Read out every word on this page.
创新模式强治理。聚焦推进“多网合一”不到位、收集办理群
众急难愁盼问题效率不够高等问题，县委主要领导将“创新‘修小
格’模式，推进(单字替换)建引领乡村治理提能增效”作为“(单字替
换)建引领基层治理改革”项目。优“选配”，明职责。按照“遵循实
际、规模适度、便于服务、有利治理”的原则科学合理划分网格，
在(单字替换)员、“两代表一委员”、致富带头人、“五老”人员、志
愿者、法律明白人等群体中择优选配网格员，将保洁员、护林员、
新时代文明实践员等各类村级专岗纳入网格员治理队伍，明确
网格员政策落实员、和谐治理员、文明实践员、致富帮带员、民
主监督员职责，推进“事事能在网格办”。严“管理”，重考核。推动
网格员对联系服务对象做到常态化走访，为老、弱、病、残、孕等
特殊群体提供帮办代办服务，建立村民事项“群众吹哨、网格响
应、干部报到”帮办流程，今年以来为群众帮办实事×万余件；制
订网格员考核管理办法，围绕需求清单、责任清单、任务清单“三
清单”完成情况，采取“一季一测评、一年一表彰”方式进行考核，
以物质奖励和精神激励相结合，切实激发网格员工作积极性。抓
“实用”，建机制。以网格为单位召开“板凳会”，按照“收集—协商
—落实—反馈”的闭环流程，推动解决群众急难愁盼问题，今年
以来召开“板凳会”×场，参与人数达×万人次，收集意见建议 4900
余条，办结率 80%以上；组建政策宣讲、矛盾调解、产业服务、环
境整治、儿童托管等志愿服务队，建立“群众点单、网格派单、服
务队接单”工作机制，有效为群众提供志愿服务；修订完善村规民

◆ Exercise description ◆
Reproduce the listing above verbatim, from first line to last.

◆ Answer to the problem ◆
Read out every word on this page.
创新模式强治理。聚焦推进“多网合一”不到位、收集办理群
众急难愁盼问题效率不够高等问题，县委主要领导将“创新‘修小
格’模式，推进(单字替换)建引领乡村治理提能增效”作为“(单字替
换)建引领基层治理改革”项目。优“选配”，明职责。按照“遵循实
际、规模适度、便于服务、有利治理”的原则科学合理划分网格，
在(单字替换)员、“两代表一委员”、致富带头人、“五老”人员、志
愿者、法律明白人等群体中择优选配网格员，将保洁员、护林员、
新时代文明实践员等各类村级专岗纳入网格员治理队伍，明确
网格员政策落实员、和谐治理员、文明实践员、致富帮带员、民
主监督员职责，推进“事事能在网格办”。严“管理”，重考核。推动
网格员对联系服务对象做到常态化走访，为老、弱、病、残、孕等
特殊群体提供帮办代办服务，建立村民事项“群众吹哨、网格响
应、干部报到”帮办流程，今年以来为群众帮办实事×万余件；制
订网格员考核管理办法，围绕需求清单、责任清单、任务清单“三
清单”完成情况，采取“一季一测评、一年一表彰”方式进行考核，
以物质奖励和精神激励相结合，切实激发网格员工作积极性。抓
“实用”，建机制。以网格为单位召开“板凳会”，按照“收集—协商
—落实—反馈”的闭环流程，推动解决群众急难愁盼问题，今年
以来召开“板凳会”×场，参与人数达×万人次，收集意见建议 4900
余条，办结率 80%以上；组建政策宣讲、矛盾调解、产业服务、环
境整治、儿童托管等志愿服务队，建立“群众点单、网格派单、服
务队接单”工作机制，有效为群众提供志愿服务；修订完善村规民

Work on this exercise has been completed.